start EXTRACTED RECORDS

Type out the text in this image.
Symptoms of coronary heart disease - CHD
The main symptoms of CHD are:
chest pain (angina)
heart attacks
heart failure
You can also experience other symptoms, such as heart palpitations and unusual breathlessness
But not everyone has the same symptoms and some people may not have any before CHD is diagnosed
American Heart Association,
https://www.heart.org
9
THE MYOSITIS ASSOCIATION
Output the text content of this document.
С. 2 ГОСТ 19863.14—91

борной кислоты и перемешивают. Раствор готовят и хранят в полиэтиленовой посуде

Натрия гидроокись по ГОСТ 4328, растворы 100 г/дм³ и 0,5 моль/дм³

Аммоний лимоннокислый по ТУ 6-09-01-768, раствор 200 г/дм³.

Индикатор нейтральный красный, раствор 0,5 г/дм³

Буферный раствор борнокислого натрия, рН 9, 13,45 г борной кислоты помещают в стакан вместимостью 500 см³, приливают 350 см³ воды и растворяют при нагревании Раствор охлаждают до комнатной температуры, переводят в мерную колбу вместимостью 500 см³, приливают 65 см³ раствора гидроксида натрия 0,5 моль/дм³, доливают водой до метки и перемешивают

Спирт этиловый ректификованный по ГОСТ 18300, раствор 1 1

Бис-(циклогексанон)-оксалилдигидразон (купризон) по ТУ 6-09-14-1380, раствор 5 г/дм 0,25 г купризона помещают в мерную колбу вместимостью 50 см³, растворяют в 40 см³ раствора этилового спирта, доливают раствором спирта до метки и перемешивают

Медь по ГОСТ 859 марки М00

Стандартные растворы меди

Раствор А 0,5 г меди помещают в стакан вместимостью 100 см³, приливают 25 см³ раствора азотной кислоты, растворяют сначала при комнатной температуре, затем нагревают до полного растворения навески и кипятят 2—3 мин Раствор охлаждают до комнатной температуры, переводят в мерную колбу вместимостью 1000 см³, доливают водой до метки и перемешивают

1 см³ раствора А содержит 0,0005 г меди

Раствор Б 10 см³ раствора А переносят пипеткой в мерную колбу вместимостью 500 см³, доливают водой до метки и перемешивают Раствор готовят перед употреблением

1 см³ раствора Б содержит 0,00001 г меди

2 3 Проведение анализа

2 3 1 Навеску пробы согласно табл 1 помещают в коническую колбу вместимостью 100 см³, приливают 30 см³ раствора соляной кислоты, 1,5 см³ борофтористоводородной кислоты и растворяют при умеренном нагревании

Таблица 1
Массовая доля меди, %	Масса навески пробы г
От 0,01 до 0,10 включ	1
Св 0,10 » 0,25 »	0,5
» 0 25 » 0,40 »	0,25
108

end EXTRACTED RECORDS

Copy out the whole listing exactly.

Type out the text in this image.
Symptoms of coronary heart disease - CHD
The main symptoms of CHD are:
chest pain (angina)
heart attacks
heart failure
You can also experience other symptoms, such as heart palpitations and unusual breathlessness
But not everyone has the same symptoms and some people may not have any before CHD is diagnosed
American Heart Association,
https://www.heart.org
9
THE MYOSITIS ASSOCIATION
Output the text content of this document.
С. 2 ГОСТ 19863.14—91

борной кислоты и перемешивают. Раствор готовят и хранят в полиэтиленовой посуде

Натрия гидроокись по ГОСТ 4328, растворы 100 г/дм³ и 0,5 моль/дм³

Аммоний лимоннокислый по ТУ 6-09-01-768, раствор 200 г/дм³.

Индикатор нейтральный красный, раствор 0,5 г/дм³

Буферный раствор борнокислого натрия, рН 9, 13,45 г борной кислоты помещают в стакан вместимостью 500 см³, приливают 350 см³ воды и растворяют при нагревании Раствор охлаждают до комнатной температуры, переводят в мерную колбу вместимостью 500 см³, приливают 65 см³ раствора гидроксида натрия 0,5 моль/дм³, доливают водой до метки и перемешивают

Спирт этиловый ректификованный по ГОСТ 18300, раствор 1 1

Бис-(циклогексанон)-оксалилдигидразон (купризон) по ТУ 6-09-14-1380, раствор 5 г/дм 0,25 г купризона помещают в мерную колбу вместимостью 50 см³, растворяют в 40 см³ раствора этилового спирта, доливают раствором спирта до метки и перемешивают

Медь по ГОСТ 859 марки М00

Стандартные растворы меди

Раствор А 0,5 г меди помещают в стакан вместимостью 100 см³, приливают 25 см³ раствора азотной кислоты, растворяют сначала при комнатной температуре, затем нагревают до полного растворения навески и кипятят 2—3 мин Раствор охлаждают до комнатной температуры, переводят в мерную колбу вместимостью 1000 см³, доливают водой до метки и перемешивают

1 см³ раствора А содержит 0,0005 г меди

Раствор Б 10 см³ раствора А переносят пипеткой в мерную колбу вместимостью 500 см³, доливают водой до метки и перемешивают Раствор готовят перед употреблением

1 см³ раствора Б содержит 0,00001 г меди

2 3 Проведение анализа

2 3 1 Навеску пробы согласно табл 1 помещают в коническую колбу вместимостью 100 см³, приливают 30 см³ раствора соляной кислоты, 1,5 см³ борофтористоводородной кислоты и растворяют при умеренном нагревании

Таблица 1
Массовая доля меди, %	Масса навески пробы г
От 0,01 до 0,10 включ	1
Св 0,10 » 0,25 »	0,5
» 0 25 » 0,40 »	0,25
108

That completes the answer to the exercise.